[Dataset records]
--------------------------------

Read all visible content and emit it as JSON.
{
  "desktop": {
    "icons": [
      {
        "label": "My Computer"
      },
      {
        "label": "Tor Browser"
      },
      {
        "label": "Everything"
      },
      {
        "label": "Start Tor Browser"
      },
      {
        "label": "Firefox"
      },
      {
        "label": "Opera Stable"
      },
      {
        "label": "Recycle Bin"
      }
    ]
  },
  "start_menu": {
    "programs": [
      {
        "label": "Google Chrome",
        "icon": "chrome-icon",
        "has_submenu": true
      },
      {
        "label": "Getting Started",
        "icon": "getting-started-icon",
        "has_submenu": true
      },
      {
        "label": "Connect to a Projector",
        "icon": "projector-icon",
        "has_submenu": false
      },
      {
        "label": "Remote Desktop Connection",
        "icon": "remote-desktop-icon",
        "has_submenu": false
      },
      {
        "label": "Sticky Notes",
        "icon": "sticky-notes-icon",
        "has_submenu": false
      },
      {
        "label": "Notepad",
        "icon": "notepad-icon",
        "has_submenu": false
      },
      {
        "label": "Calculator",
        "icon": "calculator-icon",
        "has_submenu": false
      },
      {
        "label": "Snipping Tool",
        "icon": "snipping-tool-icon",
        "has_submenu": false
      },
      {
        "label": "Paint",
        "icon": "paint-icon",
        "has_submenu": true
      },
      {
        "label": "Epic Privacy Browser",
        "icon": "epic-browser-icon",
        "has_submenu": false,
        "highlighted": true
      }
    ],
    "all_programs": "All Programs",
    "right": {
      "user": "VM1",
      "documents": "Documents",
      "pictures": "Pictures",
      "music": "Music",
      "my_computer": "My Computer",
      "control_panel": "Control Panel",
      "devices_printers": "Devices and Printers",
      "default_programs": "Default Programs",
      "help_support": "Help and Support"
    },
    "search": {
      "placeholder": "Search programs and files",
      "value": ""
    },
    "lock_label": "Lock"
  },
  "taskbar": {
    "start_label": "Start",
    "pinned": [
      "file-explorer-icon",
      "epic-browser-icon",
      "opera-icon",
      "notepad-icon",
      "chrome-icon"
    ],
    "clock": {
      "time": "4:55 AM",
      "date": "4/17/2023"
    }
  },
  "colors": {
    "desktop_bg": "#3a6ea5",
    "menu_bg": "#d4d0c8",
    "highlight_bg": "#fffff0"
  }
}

--------------------------------

▶ _Requirements_
Write out every record verbatim.

▶ _Solution to this task_
Read all visible content and emit it as JSON.
{
  "desktop": {
    "icons": [
      {
        "label": "My Computer"
      },
      {
        "label": "Tor Browser"
      },
      {
        "label": "Everything"
      },
      {
        "label": "Start Tor Browser"
      },
      {
        "label": "Firefox"
      },
      {
        "label": "Opera Stable"
      },
      {
        "label": "Recycle Bin"
      }
    ]
  },
  "start_menu": {
    "programs": [
      {
        "label": "Google Chrome",
        "icon": "chrome-icon",
        "has_submenu": true
      },
      {
        "label": "Getting Started",
        "icon": "getting-started-icon",
        "has_submenu": true
      },
      {
        "label": "Connect to a Projector",
        "icon": "projector-icon",
        "has_submenu": false
      },
      {
        "label": "Remote Desktop Connection",
        "icon": "remote-desktop-icon",
        "has_submenu": false
      },
      {
        "label": "Sticky Notes",
        "icon": "sticky-notes-icon",
        "has_submenu": false
      },
      {
        "label": "Notepad",
        "icon": "notepad-icon",
        "has_submenu": false
      },
      {
        "label": "Calculator",
        "icon": "calculator-icon",
        "has_submenu": false
      },
      {
        "label": "Snipping Tool",
        "icon": "snipping-tool-icon",
        "has_submenu": false
      },
      {
        "label": "Paint",
        "icon": "paint-icon",
        "has_submenu": true
      },
      {
        "label": "Epic Privacy Browser",
        "icon": "epic-browser-icon",
        "has_submenu": false,
        "highlighted": true
      }
    ],
    "all_programs": "All Programs",
    "right": {
      "user": "VM1",
      "documents": "Documents",
      "pictures": "Pictures",
      "music": "Music",
      "my_computer": "My Computer",
      "control_panel": "Control Panel",
      "devices_printers": "Devices and Printers",
      "default_programs": "Default Programs",
      "help_support": "Help and Support"
    },
    "search": {
      "placeholder": "Search programs and files",
      "value": ""
    },
    "lock_label": "Lock"
  },
  "taskbar": {
    "start_label": "Start",
    "pinned": [
      "file-explorer-icon",
      "epic-browser-icon",
      "opera-icon",
      "notepad-icon",
      "chrome-icon"
    ],
    "clock": {
      "time": "4:55 AM",
      "date": "4/17/2023"
    }
  },
  "colors": {
    "desktop_bg": "#3a6ea5",
    "menu_bg": "#d4d0c8",
    "highlight_bg": "#fffff0"
  }
}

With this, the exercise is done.